Input data:
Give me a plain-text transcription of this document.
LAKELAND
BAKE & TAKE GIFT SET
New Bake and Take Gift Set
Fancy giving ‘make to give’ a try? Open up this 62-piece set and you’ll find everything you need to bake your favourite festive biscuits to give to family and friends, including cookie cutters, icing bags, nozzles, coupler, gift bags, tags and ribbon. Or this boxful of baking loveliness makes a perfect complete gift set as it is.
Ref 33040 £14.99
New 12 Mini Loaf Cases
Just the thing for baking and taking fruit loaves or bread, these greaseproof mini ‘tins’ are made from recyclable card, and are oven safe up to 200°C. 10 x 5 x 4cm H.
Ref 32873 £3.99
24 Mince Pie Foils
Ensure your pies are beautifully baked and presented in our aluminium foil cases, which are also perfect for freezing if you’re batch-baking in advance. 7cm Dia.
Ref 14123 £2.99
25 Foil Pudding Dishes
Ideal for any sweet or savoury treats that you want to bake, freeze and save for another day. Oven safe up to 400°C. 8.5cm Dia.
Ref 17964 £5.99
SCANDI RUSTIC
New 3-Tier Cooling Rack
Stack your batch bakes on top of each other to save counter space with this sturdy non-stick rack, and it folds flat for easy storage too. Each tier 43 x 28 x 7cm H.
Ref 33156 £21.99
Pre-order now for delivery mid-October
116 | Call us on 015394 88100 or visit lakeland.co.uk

Set problem: Output every record above exactly as it appears.

Solution:
Give me a plain-text transcription of this document.
LAKELAND
BAKE & TAKE GIFT SET
New Bake and Take Gift Set
Fancy giving ‘make to give’ a try? Open up this 62-piece set and you’ll find everything you need to bake your favourite festive biscuits to give to family and friends, including cookie cutters, icing bags, nozzles, coupler, gift bags, tags and ribbon. Or this boxful of baking loveliness makes a perfect complete gift set as it is.
Ref 33040 £14.99
New 12 Mini Loaf Cases
Just the thing for baking and taking fruit loaves or bread, these greaseproof mini ‘tins’ are made from recyclable card, and are oven safe up to 200°C. 10 x 5 x 4cm H.
Ref 32873 £3.99
24 Mince Pie Foils
Ensure your pies are beautifully baked and presented in our aluminium foil cases, which are also perfect for freezing if you’re batch-baking in advance. 7cm Dia.
Ref 14123 £2.99
25 Foil Pudding Dishes
Ideal for any sweet or savoury treats that you want to bake, freeze and save for another day. Oven safe up to 400°C. 8.5cm Dia.
Ref 17964 £5.99
SCANDI RUSTIC
New 3-Tier Cooling Rack
Stack your batch bakes on top of each other to save counter space with this sturdy non-stick rack, and it folds flat for easy storage too. Each tier 43 x 28 x 7cm H.
Ref 33156 £21.99
Pre-order now for delivery mid-October
116 | Call us on 015394 88100 or visit lakeland.co.uk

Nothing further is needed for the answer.